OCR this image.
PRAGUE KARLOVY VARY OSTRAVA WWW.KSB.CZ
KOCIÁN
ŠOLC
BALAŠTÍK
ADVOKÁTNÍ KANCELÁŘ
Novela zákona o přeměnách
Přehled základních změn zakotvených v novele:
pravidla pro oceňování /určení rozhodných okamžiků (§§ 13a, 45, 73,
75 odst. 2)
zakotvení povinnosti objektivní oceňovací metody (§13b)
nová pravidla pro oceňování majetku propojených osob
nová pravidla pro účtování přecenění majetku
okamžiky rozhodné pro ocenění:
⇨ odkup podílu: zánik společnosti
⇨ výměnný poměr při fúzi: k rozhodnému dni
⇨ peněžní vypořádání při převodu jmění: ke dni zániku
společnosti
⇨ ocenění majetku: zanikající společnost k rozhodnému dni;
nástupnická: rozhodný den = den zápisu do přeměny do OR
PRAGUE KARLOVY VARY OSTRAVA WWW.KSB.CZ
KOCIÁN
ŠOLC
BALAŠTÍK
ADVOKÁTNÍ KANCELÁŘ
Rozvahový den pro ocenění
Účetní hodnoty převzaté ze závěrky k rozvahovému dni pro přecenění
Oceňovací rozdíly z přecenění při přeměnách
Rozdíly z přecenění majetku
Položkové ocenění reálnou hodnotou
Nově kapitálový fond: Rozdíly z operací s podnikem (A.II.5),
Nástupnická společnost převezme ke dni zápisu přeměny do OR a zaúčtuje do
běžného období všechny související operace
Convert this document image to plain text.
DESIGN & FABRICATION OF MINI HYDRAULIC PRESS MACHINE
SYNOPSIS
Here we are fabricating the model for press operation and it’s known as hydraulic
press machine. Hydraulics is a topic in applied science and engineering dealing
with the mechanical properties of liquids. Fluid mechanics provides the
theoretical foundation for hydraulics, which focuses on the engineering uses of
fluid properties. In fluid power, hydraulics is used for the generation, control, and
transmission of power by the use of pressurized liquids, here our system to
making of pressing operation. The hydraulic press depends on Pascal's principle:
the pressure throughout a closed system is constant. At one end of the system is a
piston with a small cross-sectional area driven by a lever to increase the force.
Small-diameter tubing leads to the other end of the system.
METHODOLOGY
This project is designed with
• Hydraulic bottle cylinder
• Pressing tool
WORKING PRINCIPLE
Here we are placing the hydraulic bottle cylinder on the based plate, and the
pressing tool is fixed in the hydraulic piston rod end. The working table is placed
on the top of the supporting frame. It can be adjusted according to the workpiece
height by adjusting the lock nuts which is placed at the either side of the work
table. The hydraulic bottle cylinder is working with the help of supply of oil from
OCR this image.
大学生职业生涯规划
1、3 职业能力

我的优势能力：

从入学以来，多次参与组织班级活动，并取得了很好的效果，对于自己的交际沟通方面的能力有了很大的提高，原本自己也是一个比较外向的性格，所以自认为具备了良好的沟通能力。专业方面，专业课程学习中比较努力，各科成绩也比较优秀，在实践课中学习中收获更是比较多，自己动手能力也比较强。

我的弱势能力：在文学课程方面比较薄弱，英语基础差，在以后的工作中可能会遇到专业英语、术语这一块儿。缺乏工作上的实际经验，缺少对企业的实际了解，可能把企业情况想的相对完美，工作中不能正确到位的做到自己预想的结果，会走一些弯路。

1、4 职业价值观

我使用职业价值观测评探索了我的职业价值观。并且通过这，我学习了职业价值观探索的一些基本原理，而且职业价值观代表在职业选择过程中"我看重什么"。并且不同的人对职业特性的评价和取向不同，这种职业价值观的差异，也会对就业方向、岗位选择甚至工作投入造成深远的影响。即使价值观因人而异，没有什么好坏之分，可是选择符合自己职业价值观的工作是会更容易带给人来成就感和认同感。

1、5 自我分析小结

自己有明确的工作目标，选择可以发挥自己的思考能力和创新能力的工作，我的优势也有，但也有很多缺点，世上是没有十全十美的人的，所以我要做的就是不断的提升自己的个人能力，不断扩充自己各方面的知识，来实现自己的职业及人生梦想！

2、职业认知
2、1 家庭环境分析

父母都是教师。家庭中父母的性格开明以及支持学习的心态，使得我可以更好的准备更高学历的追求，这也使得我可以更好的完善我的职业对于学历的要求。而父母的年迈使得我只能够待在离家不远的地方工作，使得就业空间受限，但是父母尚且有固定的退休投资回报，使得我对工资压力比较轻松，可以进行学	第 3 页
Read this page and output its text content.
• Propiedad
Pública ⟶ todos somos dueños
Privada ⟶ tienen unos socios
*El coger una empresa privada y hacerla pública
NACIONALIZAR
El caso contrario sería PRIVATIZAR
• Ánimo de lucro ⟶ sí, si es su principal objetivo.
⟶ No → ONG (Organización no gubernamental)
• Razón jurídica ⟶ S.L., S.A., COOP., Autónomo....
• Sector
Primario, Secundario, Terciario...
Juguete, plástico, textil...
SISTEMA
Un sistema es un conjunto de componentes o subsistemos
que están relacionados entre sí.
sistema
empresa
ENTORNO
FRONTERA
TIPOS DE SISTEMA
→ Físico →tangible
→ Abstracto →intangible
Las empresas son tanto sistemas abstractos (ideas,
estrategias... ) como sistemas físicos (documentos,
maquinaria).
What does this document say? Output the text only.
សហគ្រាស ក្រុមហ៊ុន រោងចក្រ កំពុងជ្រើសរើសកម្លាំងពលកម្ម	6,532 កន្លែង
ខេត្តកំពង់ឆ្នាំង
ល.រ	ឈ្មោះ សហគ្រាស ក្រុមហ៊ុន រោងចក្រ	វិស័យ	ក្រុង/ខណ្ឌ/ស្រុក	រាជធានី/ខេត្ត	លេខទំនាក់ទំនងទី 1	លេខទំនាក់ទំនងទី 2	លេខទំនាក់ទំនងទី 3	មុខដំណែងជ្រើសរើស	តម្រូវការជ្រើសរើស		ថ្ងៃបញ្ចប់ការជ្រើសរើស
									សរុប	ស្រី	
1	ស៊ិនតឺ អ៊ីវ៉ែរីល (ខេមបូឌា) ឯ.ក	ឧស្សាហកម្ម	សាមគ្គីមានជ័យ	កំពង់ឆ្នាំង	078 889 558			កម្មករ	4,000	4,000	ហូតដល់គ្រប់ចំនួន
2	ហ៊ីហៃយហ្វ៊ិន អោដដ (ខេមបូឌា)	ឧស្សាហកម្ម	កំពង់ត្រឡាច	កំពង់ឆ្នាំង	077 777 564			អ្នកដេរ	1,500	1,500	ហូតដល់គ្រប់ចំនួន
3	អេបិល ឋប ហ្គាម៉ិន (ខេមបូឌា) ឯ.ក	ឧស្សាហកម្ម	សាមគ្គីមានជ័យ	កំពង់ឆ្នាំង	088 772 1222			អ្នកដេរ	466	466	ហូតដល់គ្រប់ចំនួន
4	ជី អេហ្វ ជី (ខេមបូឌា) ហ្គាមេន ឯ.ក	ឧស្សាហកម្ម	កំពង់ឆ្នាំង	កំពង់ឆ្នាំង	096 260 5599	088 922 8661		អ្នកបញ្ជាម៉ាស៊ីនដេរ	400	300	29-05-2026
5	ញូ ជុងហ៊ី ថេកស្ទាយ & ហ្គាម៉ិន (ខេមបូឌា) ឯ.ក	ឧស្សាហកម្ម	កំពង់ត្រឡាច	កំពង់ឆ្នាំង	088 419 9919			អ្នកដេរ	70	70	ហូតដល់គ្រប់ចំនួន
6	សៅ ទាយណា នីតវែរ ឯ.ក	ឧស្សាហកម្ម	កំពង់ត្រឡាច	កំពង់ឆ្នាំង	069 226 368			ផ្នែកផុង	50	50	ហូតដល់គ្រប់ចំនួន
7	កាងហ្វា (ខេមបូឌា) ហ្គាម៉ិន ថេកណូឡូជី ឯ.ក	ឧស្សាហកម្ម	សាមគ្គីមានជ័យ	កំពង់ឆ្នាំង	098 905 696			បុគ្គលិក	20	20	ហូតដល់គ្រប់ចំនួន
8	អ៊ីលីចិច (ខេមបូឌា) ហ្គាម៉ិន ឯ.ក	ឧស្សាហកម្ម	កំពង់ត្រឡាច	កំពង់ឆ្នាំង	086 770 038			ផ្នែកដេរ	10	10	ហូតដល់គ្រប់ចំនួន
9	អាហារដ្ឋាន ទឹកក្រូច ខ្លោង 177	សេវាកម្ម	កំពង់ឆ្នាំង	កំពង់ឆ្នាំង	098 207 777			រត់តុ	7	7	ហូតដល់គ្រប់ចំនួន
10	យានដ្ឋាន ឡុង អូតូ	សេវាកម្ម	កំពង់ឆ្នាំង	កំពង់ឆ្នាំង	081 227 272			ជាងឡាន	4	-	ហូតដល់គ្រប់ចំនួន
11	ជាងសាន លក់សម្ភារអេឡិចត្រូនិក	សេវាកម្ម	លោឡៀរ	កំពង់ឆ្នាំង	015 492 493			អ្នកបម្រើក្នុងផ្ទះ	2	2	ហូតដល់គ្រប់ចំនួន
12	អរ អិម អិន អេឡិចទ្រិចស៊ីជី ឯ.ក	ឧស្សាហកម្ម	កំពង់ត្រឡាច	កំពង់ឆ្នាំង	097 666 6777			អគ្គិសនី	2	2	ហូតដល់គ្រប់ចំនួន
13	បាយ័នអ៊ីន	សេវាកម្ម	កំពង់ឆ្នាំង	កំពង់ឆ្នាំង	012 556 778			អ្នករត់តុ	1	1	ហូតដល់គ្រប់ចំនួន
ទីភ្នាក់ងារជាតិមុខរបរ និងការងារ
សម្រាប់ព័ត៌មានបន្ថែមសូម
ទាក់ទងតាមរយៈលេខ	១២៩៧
┄┄┄┄┄┄┄┄┄┄
§ Directions for this task: Pick out the lines that include the word "nová" and write them out.

§ Task answer:
nová pravidla pro oceňování majetku propojených osob
nová pravidla pro účtování přecenění majetku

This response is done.